(Items from a dataset)
__________________________________________________

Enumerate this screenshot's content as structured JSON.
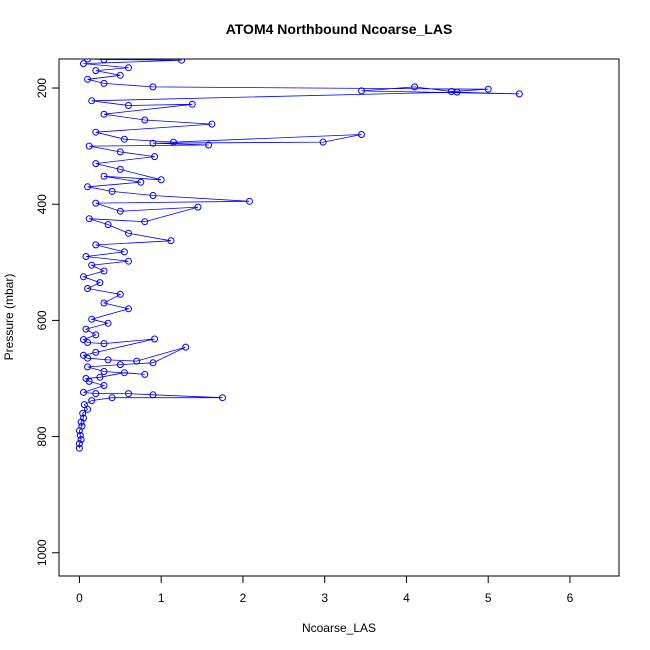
{
  "colors": {
    "series": "#0000ff",
    "frame": "#000000",
    "background": "#ffffff"
  },
  "chart_data": {
    "type": "line",
    "title": "ATOM4 Northbound Ncoarse_LAS",
    "xlabel": "Ncoarse_LAS",
    "ylabel": "Pressure (mbar)",
    "xlim": [
      -0.25,
      6.6
    ],
    "ylim": [
      150,
      1040
    ],
    "y_inverted": true,
    "x_ticks": [
      0,
      1,
      2,
      3,
      4,
      5,
      6
    ],
    "x_tick_labels": [
      "0",
      "1",
      "2",
      "3",
      "4",
      "5",
      "6"
    ],
    "y_ticks": [
      200,
      400,
      600,
      800,
      1000
    ],
    "y_tick_labels": [
      "200",
      "400",
      "600",
      "800",
      "1000"
    ],
    "grid": false,
    "legend": "none",
    "marker": "open-circle",
    "series": [
      {
        "points": [
          [
            0.0,
            820
          ],
          [
            0.0,
            812
          ],
          [
            0.02,
            805
          ],
          [
            0.01,
            798
          ],
          [
            0.0,
            790
          ],
          [
            0.03,
            782
          ],
          [
            0.02,
            775
          ],
          [
            0.05,
            768
          ],
          [
            0.04,
            760
          ],
          [
            0.1,
            753
          ],
          [
            0.06,
            745
          ],
          [
            0.15,
            738
          ],
          [
            0.4,
            733
          ],
          [
            1.75,
            733
          ],
          [
            0.9,
            728
          ],
          [
            0.6,
            726
          ],
          [
            0.2,
            726
          ],
          [
            0.05,
            724
          ],
          [
            0.3,
            712
          ],
          [
            0.12,
            705
          ],
          [
            0.08,
            700
          ],
          [
            0.25,
            698
          ],
          [
            0.55,
            690
          ],
          [
            0.8,
            693
          ],
          [
            0.3,
            688
          ],
          [
            0.1,
            680
          ],
          [
            0.5,
            676
          ],
          [
            0.9,
            673
          ],
          [
            1.3,
            646
          ],
          [
            0.7,
            670
          ],
          [
            0.35,
            668
          ],
          [
            0.1,
            665
          ],
          [
            0.05,
            660
          ],
          [
            0.2,
            655
          ],
          [
            0.92,
            632
          ],
          [
            0.3,
            640
          ],
          [
            0.1,
            638
          ],
          [
            0.05,
            633
          ],
          [
            0.2,
            625
          ],
          [
            0.08,
            615
          ],
          [
            0.35,
            605
          ],
          [
            0.15,
            598
          ],
          [
            0.6,
            580
          ],
          [
            0.3,
            570
          ],
          [
            0.5,
            555
          ],
          [
            0.1,
            545
          ],
          [
            0.25,
            535
          ],
          [
            0.05,
            525
          ],
          [
            0.3,
            515
          ],
          [
            0.15,
            505
          ],
          [
            0.6,
            498
          ],
          [
            0.08,
            490
          ],
          [
            0.55,
            482
          ],
          [
            0.2,
            470
          ],
          [
            1.12,
            463
          ],
          [
            0.6,
            450
          ],
          [
            0.35,
            435
          ],
          [
            0.12,
            425
          ],
          [
            0.8,
            430
          ],
          [
            1.45,
            405
          ],
          [
            0.5,
            412
          ],
          [
            0.2,
            398
          ],
          [
            2.08,
            395
          ],
          [
            0.9,
            385
          ],
          [
            0.4,
            378
          ],
          [
            0.1,
            370
          ],
          [
            0.75,
            362
          ],
          [
            0.3,
            352
          ],
          [
            1.0,
            358
          ],
          [
            0.5,
            340
          ],
          [
            0.2,
            330
          ],
          [
            0.92,
            318
          ],
          [
            0.5,
            310
          ],
          [
            0.12,
            300
          ],
          [
            1.58,
            298
          ],
          [
            0.9,
            295
          ],
          [
            2.98,
            293
          ],
          [
            3.45,
            280
          ],
          [
            1.15,
            293
          ],
          [
            0.55,
            288
          ],
          [
            0.2,
            276
          ],
          [
            1.62,
            262
          ],
          [
            0.8,
            255
          ],
          [
            0.3,
            245
          ],
          [
            1.38,
            228
          ],
          [
            0.6,
            230
          ],
          [
            0.15,
            222
          ],
          [
            4.62,
            207
          ],
          [
            5.38,
            210
          ],
          [
            3.45,
            205
          ],
          [
            4.1,
            198
          ],
          [
            4.55,
            206
          ],
          [
            5.0,
            202
          ],
          [
            0.9,
            198
          ],
          [
            0.3,
            192
          ],
          [
            0.1,
            185
          ],
          [
            0.5,
            178
          ],
          [
            0.2,
            170
          ],
          [
            0.6,
            165
          ],
          [
            0.05,
            158
          ],
          [
            1.25,
            152
          ],
          [
            0.3,
            151
          ],
          [
            0.1,
            150
          ]
        ]
      }
    ]
  }
}
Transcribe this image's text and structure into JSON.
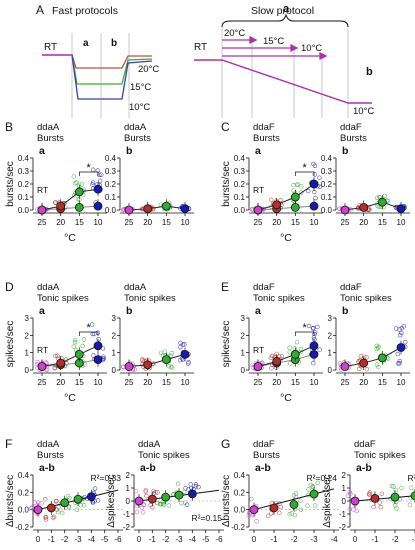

__________________________________________________

SHORT TASK.
Restate each line of the records exactly; pictures do not belong in the copy.

WORKED SOLUTION.
Enumerate this screenshot's content as structured JSON.
{
  "colors": {
    "series": "#0000ff",
    "frame": "#000000",
    "background": "#ffffff"
  },
  "chart_data": {
    "type": "line",
    "title": "ATOM4 Northbound Ncoarse_LAS",
    "xlabel": "Ncoarse_LAS",
    "ylabel": "Pressure (mbar)",
    "xlim": [
      -0.25,
      6.6
    ],
    "ylim": [
      150,
      1040
    ],
    "y_inverted": true,
    "x_ticks": [
      0,
      1,
      2,
      3,
      4,
      5,
      6
    ],
    "x_tick_labels": [
      "0",
      "1",
      "2",
      "3",
      "4",
      "5",
      "6"
    ],
    "y_ticks": [
      200,
      400,
      600,
      800,
      1000
    ],
    "y_tick_labels": [
      "200",
      "400",
      "600",
      "800",
      "1000"
    ],
    "grid": false,
    "legend": "none",
    "marker": "open-circle",
    "series": [
      {
        "points": [
          [
            0.0,
            820
          ],
          [
            0.0,
            812
          ],
          [
            0.02,
            805
          ],
          [
            0.01,
            798
          ],
          [
            0.0,
            790
          ],
          [
            0.03,
            782
          ],
          [
            0.02,
            775
          ],
          [
            0.05,
            768
          ],
          [
            0.04,
            760
          ],
          [
            0.1,
            753
          ],
          [
            0.06,
            745
          ],
          [
            0.15,
            738
          ],
          [
            0.4,
            733
          ],
          [
            1.75,
            733
          ],
          [
            0.9,
            728
          ],
          [
            0.6,
            726
          ],
          [
            0.2,
            726
          ],
          [
            0.05,
            724
          ],
          [
            0.3,
            712
          ],
          [
            0.12,
            705
          ],
          [
            0.08,
            700
          ],
          [
            0.25,
            698
          ],
          [
            0.55,
            690
          ],
          [
            0.8,
            693
          ],
          [
            0.3,
            688
          ],
          [
            0.1,
            680
          ],
          [
            0.5,
            676
          ],
          [
            0.9,
            673
          ],
          [
            1.3,
            646
          ],
          [
            0.7,
            670
          ],
          [
            0.35,
            668
          ],
          [
            0.1,
            665
          ],
          [
            0.05,
            660
          ],
          [
            0.2,
            655
          ],
          [
            0.92,
            632
          ],
          [
            0.3,
            640
          ],
          [
            0.1,
            638
          ],
          [
            0.05,
            633
          ],
          [
            0.2,
            625
          ],
          [
            0.08,
            615
          ],
          [
            0.35,
            605
          ],
          [
            0.15,
            598
          ],
          [
            0.6,
            580
          ],
          [
            0.3,
            570
          ],
          [
            0.5,
            555
          ],
          [
            0.1,
            545
          ],
          [
            0.25,
            535
          ],
          [
            0.05,
            525
          ],
          [
            0.3,
            515
          ],
          [
            0.15,
            505
          ],
          [
            0.6,
            498
          ],
          [
            0.08,
            490
          ],
          [
            0.55,
            482
          ],
          [
            0.2,
            470
          ],
          [
            1.12,
            463
          ],
          [
            0.6,
            450
          ],
          [
            0.35,
            435
          ],
          [
            0.12,
            425
          ],
          [
            0.8,
            430
          ],
          [
            1.45,
            405
          ],
          [
            0.5,
            412
          ],
          [
            0.2,
            398
          ],
          [
            2.08,
            395
          ],
          [
            0.9,
            385
          ],
          [
            0.4,
            378
          ],
          [
            0.1,
            370
          ],
          [
            0.75,
            362
          ],
          [
            0.3,
            352
          ],
          [
            1.0,
            358
          ],
          [
            0.5,
            340
          ],
          [
            0.2,
            330
          ],
          [
            0.92,
            318
          ],
          [
            0.5,
            310
          ],
          [
            0.12,
            300
          ],
          [
            1.58,
            298
          ],
          [
            0.9,
            295
          ],
          [
            2.98,
            293
          ],
          [
            3.45,
            280
          ],
          [
            1.15,
            293
          ],
          [
            0.55,
            288
          ],
          [
            0.2,
            276
          ],
          [
            1.62,
            262
          ],
          [
            0.8,
            255
          ],
          [
            0.3,
            245
          ],
          [
            1.38,
            228
          ],
          [
            0.6,
            230
          ],
          [
            0.15,
            222
          ],
          [
            4.62,
            207
          ],
          [
            5.38,
            210
          ],
          [
            3.45,
            205
          ],
          [
            4.1,
            198
          ],
          [
            4.55,
            206
          ],
          [
            5.0,
            202
          ],
          [
            0.9,
            198
          ],
          [
            0.3,
            192
          ],
          [
            0.1,
            185
          ],
          [
            0.5,
            178
          ],
          [
            0.2,
            170
          ],
          [
            0.6,
            165
          ],
          [
            0.05,
            158
          ],
          [
            1.25,
            152
          ],
          [
            0.3,
            151
          ],
          [
            0.1,
            150
          ]
        ]
      }
    ]
  }
}
Transcribe this image's text and structure into JSON.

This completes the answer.